**WORK REQUIRED:** In the lines below, how many hold the word "中国标准在线服务网"? Answer only with the number.

--- START AVAILABLE RECORDS ---

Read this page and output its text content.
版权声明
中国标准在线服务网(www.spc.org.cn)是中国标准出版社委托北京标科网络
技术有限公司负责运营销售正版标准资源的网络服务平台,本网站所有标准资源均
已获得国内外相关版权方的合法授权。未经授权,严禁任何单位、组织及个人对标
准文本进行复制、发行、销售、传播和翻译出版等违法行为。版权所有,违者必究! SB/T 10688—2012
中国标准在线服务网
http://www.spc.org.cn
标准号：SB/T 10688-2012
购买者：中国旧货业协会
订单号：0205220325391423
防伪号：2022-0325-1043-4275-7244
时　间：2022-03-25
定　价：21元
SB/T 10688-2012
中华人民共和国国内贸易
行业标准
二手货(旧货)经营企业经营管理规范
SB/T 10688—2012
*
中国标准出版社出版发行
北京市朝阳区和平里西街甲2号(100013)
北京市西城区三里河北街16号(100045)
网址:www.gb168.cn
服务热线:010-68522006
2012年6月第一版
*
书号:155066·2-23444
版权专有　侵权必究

--- END AVAILABLE RECORDS ---

**EXERCISE RESPONSE:** 2